══ Supplied entries ══
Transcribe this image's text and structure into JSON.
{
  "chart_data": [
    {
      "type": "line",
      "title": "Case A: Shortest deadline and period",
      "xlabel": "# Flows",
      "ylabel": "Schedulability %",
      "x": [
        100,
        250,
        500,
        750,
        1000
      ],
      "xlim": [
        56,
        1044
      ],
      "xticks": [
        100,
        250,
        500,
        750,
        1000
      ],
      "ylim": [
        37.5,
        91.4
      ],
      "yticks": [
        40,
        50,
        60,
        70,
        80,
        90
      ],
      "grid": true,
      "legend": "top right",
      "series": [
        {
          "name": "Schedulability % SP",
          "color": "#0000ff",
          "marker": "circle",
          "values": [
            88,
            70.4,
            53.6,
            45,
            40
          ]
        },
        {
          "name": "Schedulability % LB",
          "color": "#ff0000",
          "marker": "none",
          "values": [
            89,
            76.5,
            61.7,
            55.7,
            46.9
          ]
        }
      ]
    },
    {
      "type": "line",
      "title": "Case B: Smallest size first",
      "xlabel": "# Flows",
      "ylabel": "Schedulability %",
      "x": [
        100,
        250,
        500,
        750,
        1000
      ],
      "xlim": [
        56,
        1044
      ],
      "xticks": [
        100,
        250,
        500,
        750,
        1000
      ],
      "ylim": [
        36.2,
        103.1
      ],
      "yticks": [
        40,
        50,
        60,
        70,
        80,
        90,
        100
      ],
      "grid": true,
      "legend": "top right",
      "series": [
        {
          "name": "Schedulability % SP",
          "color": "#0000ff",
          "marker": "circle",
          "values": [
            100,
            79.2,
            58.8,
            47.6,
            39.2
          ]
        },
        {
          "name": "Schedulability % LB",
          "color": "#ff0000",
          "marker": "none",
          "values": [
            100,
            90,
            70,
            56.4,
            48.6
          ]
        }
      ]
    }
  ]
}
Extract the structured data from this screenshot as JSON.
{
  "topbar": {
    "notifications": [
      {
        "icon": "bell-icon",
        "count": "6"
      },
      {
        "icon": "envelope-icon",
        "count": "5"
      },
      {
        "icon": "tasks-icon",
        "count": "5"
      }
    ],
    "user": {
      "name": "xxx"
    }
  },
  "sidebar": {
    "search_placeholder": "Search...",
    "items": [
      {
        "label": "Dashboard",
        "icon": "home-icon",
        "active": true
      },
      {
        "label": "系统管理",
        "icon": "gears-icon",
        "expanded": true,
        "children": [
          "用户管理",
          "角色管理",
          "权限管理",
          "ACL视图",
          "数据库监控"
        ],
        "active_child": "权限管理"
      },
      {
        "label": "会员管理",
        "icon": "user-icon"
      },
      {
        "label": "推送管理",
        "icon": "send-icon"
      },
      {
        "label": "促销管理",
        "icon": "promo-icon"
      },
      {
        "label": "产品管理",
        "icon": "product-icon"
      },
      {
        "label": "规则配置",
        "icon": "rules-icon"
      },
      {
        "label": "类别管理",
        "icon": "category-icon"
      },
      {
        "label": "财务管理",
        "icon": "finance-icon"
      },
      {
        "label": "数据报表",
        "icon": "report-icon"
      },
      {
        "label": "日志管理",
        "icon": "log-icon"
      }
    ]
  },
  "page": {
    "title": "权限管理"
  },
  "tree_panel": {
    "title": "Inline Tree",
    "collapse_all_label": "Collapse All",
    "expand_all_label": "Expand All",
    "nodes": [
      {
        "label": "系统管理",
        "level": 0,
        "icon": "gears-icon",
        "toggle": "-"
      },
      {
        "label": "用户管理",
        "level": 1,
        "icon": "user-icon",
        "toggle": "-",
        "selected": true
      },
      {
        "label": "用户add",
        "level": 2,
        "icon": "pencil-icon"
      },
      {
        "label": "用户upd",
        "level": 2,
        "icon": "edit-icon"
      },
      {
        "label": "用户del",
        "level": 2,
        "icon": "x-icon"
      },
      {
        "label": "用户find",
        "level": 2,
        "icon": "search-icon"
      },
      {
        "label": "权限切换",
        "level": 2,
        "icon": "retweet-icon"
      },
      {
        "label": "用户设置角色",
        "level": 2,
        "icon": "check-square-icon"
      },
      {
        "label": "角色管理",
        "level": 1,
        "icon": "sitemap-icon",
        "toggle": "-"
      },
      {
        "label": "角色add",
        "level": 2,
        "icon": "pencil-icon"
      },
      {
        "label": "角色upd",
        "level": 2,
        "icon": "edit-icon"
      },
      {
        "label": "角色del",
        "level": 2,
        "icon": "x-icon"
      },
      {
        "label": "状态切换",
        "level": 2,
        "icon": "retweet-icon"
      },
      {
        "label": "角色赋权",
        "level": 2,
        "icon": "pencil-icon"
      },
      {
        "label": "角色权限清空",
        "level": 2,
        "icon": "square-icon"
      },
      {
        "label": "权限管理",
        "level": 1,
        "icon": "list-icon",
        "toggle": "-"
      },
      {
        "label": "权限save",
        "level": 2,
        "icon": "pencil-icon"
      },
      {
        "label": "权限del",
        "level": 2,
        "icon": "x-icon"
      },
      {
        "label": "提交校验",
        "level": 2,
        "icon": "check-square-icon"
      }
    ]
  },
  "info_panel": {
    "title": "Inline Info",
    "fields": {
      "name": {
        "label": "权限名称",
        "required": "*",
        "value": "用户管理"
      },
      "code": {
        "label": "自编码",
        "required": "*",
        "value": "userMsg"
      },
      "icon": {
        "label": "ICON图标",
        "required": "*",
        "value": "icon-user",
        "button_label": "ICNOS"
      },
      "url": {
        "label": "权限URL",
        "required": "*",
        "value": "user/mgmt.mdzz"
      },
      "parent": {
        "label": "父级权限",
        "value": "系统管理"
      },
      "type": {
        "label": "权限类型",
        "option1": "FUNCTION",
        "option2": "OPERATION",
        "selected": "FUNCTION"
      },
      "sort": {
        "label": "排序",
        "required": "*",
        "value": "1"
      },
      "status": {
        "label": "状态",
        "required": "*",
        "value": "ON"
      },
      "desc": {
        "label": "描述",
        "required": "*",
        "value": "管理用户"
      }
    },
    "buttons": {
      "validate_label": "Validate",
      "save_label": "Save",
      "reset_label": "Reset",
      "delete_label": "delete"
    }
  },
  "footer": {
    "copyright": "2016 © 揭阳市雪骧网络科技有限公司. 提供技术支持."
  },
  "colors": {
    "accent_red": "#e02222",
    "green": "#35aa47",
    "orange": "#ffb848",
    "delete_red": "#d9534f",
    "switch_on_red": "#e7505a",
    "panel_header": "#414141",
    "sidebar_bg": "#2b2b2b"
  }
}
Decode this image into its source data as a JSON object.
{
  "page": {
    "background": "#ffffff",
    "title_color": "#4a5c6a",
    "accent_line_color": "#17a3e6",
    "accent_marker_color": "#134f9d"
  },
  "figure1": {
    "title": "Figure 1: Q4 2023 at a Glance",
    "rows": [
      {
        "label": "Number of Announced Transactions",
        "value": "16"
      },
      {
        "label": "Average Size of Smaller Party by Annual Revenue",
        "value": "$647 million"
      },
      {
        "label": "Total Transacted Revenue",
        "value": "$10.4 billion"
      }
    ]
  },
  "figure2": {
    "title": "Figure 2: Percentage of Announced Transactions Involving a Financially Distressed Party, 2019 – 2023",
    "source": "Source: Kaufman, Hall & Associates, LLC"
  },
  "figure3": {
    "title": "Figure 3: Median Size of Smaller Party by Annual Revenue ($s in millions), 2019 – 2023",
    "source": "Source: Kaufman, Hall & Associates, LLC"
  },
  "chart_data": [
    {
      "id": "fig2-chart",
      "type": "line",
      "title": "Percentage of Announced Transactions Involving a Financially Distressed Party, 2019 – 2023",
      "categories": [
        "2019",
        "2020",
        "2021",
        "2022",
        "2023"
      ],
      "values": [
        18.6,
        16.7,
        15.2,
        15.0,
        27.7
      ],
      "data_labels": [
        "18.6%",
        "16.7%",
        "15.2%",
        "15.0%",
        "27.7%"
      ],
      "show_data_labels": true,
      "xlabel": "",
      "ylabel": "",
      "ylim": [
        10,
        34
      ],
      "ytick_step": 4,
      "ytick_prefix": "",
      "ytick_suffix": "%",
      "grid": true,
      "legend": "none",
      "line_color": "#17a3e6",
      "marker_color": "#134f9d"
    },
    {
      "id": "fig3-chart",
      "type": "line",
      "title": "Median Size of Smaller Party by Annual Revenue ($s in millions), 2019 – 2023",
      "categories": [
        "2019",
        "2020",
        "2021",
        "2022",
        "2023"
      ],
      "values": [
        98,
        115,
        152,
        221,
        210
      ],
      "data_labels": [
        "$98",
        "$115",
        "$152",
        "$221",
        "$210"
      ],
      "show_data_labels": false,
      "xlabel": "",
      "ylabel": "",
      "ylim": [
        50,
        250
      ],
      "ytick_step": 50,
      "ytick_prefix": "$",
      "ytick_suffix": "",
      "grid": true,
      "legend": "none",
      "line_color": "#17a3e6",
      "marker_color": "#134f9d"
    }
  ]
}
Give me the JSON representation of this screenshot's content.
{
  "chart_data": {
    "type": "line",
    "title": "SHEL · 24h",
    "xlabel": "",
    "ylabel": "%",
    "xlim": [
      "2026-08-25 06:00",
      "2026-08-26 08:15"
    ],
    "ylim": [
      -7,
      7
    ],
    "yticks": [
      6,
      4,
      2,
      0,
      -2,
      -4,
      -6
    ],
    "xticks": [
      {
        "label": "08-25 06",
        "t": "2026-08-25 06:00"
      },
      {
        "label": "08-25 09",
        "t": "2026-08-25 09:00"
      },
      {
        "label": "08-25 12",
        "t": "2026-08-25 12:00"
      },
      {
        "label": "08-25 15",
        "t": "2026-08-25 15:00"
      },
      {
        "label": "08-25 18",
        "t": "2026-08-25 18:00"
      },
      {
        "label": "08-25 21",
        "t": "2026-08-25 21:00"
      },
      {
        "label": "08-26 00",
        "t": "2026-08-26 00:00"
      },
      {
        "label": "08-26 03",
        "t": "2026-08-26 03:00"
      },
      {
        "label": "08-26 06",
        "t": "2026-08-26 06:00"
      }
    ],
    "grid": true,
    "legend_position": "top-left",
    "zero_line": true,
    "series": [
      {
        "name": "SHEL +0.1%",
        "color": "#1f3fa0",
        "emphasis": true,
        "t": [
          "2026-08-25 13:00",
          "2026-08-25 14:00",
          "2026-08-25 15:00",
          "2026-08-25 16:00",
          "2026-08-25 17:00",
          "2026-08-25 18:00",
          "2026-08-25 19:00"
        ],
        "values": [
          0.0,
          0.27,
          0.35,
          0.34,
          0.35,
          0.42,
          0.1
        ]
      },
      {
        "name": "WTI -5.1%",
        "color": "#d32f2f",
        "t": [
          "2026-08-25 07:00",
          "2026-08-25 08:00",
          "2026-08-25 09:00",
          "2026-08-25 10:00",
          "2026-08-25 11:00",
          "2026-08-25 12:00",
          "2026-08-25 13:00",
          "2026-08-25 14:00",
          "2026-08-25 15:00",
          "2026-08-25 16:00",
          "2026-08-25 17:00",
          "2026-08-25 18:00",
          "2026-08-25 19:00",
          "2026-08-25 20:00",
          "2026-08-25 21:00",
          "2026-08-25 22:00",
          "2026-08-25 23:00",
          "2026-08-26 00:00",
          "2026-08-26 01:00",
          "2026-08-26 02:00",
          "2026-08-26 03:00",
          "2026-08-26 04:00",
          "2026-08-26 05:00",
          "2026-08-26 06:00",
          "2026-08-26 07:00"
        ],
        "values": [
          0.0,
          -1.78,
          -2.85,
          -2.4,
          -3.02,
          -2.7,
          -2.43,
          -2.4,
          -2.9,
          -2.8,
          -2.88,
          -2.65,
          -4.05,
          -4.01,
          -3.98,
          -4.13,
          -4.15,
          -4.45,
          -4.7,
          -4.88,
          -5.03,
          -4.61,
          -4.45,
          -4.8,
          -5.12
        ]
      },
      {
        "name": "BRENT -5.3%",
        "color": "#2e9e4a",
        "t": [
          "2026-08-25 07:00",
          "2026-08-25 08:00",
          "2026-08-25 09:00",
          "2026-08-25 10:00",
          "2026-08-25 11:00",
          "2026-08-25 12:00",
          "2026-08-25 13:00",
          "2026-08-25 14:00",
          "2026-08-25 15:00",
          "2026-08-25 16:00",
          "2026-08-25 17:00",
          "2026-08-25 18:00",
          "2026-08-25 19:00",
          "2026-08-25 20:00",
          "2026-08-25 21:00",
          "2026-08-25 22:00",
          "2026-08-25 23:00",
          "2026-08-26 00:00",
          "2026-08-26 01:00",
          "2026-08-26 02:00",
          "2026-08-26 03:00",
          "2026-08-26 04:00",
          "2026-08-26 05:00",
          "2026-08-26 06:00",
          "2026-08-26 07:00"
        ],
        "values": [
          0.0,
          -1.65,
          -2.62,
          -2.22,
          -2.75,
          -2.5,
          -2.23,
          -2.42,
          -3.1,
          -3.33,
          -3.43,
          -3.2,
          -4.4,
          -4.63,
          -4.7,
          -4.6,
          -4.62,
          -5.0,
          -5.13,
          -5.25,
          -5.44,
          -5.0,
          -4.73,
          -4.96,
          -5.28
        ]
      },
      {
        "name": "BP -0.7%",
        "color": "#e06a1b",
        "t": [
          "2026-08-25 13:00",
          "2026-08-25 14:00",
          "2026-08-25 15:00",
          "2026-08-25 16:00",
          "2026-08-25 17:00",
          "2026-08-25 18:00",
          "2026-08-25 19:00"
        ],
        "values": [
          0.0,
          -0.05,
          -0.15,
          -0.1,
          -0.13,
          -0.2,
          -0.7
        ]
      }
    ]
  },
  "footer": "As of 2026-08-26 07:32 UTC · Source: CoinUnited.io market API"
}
═══
◆ **Exercise brief**
List every line above that holds the word "true".

◆ **Complete response**
      "grid": true,
      "grid": true,
        "active": true
        "expanded": true,
        "selected": true
      "show_data_labels": true,
      "grid": true,
      "grid": true,
    "grid": true,
    "zero_line": true,
        "emphasis": true,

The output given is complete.